(Extracted records)
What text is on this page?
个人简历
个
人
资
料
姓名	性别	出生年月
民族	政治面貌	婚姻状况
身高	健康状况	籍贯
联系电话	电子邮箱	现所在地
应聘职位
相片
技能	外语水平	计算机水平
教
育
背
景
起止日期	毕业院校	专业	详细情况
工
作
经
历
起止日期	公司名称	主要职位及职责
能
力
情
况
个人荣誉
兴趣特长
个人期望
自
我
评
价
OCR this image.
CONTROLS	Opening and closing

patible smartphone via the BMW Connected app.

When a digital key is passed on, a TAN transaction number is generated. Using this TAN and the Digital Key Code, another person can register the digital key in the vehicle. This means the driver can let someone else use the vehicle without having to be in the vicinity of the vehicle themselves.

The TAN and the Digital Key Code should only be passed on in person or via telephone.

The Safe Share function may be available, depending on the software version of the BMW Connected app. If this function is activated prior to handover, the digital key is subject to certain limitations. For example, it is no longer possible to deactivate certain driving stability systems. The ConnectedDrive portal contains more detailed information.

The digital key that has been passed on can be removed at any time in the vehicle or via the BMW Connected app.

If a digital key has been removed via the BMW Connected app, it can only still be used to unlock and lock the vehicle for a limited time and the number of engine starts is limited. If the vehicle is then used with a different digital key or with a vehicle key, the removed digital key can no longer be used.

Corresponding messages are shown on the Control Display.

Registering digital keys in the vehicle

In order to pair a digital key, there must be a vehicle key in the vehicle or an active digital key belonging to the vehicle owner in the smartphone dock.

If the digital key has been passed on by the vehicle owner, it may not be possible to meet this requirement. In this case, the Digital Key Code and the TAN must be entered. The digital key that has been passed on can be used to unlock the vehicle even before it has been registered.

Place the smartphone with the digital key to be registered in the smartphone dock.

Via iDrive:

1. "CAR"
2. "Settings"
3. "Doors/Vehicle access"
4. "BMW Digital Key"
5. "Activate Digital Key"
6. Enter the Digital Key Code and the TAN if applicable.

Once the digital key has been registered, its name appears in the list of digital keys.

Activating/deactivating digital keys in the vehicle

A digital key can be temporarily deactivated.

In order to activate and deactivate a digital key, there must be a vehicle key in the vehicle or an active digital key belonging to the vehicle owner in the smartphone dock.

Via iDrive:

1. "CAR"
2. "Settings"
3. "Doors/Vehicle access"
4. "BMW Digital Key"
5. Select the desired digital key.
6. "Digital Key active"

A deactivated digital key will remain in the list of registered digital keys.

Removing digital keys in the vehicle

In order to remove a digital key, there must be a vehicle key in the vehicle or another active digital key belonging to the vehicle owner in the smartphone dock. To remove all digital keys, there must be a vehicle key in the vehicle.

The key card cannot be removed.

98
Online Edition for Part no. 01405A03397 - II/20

**EXERCISE TASK**
Quote every entry exactly.

**RESULT BELOW**
What text is on this page?
个人简历
个
人
资
料
姓名	性别	出生年月
民族	政治面貌	婚姻状况
身高	健康状况	籍贯
联系电话	电子邮箱	现所在地
应聘职位
相片
技能	外语水平	计算机水平
教
育
背
景
起止日期	毕业院校	专业	详细情况
工
作
经
历
起止日期	公司名称	主要职位及职责
能
力
情
况
个人荣誉
兴趣特长
个人期望
自
我
评
价
OCR this image.
CONTROLS	Opening and closing

patible smartphone via the BMW Connected app.

When a digital key is passed on, a TAN transaction number is generated. Using this TAN and the Digital Key Code, another person can register the digital key in the vehicle. This means the driver can let someone else use the vehicle without having to be in the vicinity of the vehicle themselves.

The TAN and the Digital Key Code should only be passed on in person or via telephone.

The Safe Share function may be available, depending on the software version of the BMW Connected app. If this function is activated prior to handover, the digital key is subject to certain limitations. For example, it is no longer possible to deactivate certain driving stability systems. The ConnectedDrive portal contains more detailed information.

The digital key that has been passed on can be removed at any time in the vehicle or via the BMW Connected app.

If a digital key has been removed via the BMW Connected app, it can only still be used to unlock and lock the vehicle for a limited time and the number of engine starts is limited. If the vehicle is then used with a different digital key or with a vehicle key, the removed digital key can no longer be used.

Corresponding messages are shown on the Control Display.

Registering digital keys in the vehicle

In order to pair a digital key, there must be a vehicle key in the vehicle or an active digital key belonging to the vehicle owner in the smartphone dock.

If the digital key has been passed on by the vehicle owner, it may not be possible to meet this requirement. In this case, the Digital Key Code and the TAN must be entered. The digital key that has been passed on can be used to unlock the vehicle even before it has been registered.

Place the smartphone with the digital key to be registered in the smartphone dock.

Via iDrive:

1. "CAR"
2. "Settings"
3. "Doors/Vehicle access"
4. "BMW Digital Key"
5. "Activate Digital Key"
6. Enter the Digital Key Code and the TAN if applicable.

Once the digital key has been registered, its name appears in the list of digital keys.

Activating/deactivating digital keys in the vehicle

A digital key can be temporarily deactivated.

In order to activate and deactivate a digital key, there must be a vehicle key in the vehicle or an active digital key belonging to the vehicle owner in the smartphone dock.

Via iDrive:

1. "CAR"
2. "Settings"
3. "Doors/Vehicle access"
4. "BMW Digital Key"
5. Select the desired digital key.
6. "Digital Key active"

A deactivated digital key will remain in the list of registered digital keys.

Removing digital keys in the vehicle

In order to remove a digital key, there must be a vehicle key in the vehicle or another active digital key belonging to the vehicle owner in the smartphone dock. To remove all digital keys, there must be a vehicle key in the vehicle.

The key card cannot be removed.

98
Online Edition for Part no. 01405A03397 - II/20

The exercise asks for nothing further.